:: Required work ::
Can you give all the records again without altering a single character?

:: Exercise materials ::
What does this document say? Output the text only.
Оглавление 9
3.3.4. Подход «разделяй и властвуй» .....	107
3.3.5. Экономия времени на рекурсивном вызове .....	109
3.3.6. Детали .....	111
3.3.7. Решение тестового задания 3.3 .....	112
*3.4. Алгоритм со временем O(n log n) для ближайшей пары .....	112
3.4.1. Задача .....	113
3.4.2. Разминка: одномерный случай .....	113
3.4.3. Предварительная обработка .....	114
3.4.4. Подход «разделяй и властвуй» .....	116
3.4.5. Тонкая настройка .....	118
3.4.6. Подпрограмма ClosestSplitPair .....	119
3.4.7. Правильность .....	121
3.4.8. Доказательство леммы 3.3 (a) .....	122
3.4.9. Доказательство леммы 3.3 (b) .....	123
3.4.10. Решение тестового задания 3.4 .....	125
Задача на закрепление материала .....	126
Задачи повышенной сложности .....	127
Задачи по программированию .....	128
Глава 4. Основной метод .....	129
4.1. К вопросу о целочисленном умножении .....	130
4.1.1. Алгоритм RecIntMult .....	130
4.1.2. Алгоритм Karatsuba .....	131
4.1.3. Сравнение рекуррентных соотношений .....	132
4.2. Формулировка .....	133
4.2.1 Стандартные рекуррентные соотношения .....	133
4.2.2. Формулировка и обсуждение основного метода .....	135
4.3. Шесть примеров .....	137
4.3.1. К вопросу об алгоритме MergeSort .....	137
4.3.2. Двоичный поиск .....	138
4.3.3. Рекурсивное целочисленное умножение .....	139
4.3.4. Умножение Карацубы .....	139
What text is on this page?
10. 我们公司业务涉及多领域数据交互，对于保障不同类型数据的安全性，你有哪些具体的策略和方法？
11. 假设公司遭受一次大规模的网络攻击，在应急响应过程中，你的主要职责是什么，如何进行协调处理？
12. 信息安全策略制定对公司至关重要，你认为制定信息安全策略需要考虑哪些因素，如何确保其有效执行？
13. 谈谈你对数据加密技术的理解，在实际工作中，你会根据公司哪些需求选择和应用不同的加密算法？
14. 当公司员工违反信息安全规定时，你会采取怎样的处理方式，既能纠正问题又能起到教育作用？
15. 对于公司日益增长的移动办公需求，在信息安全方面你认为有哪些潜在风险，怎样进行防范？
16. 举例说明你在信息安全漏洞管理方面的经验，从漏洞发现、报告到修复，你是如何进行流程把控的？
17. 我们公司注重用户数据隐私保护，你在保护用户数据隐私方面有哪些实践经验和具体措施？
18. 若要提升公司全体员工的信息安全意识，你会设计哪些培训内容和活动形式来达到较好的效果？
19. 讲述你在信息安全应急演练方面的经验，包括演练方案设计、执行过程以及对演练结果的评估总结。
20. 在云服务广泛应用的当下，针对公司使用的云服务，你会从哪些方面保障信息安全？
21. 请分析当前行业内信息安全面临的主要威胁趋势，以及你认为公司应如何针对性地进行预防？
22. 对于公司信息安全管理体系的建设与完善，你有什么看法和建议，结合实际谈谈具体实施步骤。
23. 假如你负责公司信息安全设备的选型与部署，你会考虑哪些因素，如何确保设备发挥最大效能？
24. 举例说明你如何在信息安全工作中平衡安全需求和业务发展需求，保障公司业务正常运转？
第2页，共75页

:: Full response ::
What does this document say? Output the text only.
Оглавление 9
3.3.4. Подход «разделяй и властвуй» .....	107
3.3.5. Экономия времени на рекурсивном вызове .....	109
3.3.6. Детали .....	111
3.3.7. Решение тестового задания 3.3 .....	112
*3.4. Алгоритм со временем O(n log n) для ближайшей пары .....	112
3.4.1. Задача .....	113
3.4.2. Разминка: одномерный случай .....	113
3.4.3. Предварительная обработка .....	114
3.4.4. Подход «разделяй и властвуй» .....	116
3.4.5. Тонкая настройка .....	118
3.4.6. Подпрограмма ClosestSplitPair .....	119
3.4.7. Правильность .....	121
3.4.8. Доказательство леммы 3.3 (a) .....	122
3.4.9. Доказательство леммы 3.3 (b) .....	123
3.4.10. Решение тестового задания 3.4 .....	125
Задача на закрепление материала .....	126
Задачи повышенной сложности .....	127
Задачи по программированию .....	128
Глава 4. Основной метод .....	129
4.1. К вопросу о целочисленном умножении .....	130
4.1.1. Алгоритм RecIntMult .....	130
4.1.2. Алгоритм Karatsuba .....	131
4.1.3. Сравнение рекуррентных соотношений .....	132
4.2. Формулировка .....	133
4.2.1 Стандартные рекуррентные соотношения .....	133
4.2.2. Формулировка и обсуждение основного метода .....	135
4.3. Шесть примеров .....	137
4.3.1. К вопросу об алгоритме MergeSort .....	137
4.3.2. Двоичный поиск .....	138
4.3.3. Рекурсивное целочисленное умножение .....	139
4.3.4. Умножение Карацубы .....	139
What text is on this page?
10. 我们公司业务涉及多领域数据交互，对于保障不同类型数据的安全性，你有哪些具体的策略和方法？
11. 假设公司遭受一次大规模的网络攻击，在应急响应过程中，你的主要职责是什么，如何进行协调处理？
12. 信息安全策略制定对公司至关重要，你认为制定信息安全策略需要考虑哪些因素，如何确保其有效执行？
13. 谈谈你对数据加密技术的理解，在实际工作中，你会根据公司哪些需求选择和应用不同的加密算法？
14. 当公司员工违反信息安全规定时，你会采取怎样的处理方式，既能纠正问题又能起到教育作用？
15. 对于公司日益增长的移动办公需求，在信息安全方面你认为有哪些潜在风险，怎样进行防范？
16. 举例说明你在信息安全漏洞管理方面的经验，从漏洞发现、报告到修复，你是如何进行流程把控的？
17. 我们公司注重用户数据隐私保护，你在保护用户数据隐私方面有哪些实践经验和具体措施？
18. 若要提升公司全体员工的信息安全意识，你会设计哪些培训内容和活动形式来达到较好的效果？
19. 讲述你在信息安全应急演练方面的经验，包括演练方案设计、执行过程以及对演练结果的评估总结。
20. 在云服务广泛应用的当下，针对公司使用的云服务，你会从哪些方面保障信息安全？
21. 请分析当前行业内信息安全面临的主要威胁趋势，以及你认为公司应如何针对性地进行预防？
22. 对于公司信息安全管理体系的建设与完善，你有什么看法和建议，结合实际谈谈具体实施步骤。
23. 假如你负责公司信息安全设备的选型与部署，你会考虑哪些因素，如何确保设备发挥最大效能？
24. 举例说明你如何在信息安全工作中平衡安全需求和业务发展需求，保障公司业务正常运转？
第2页，共75页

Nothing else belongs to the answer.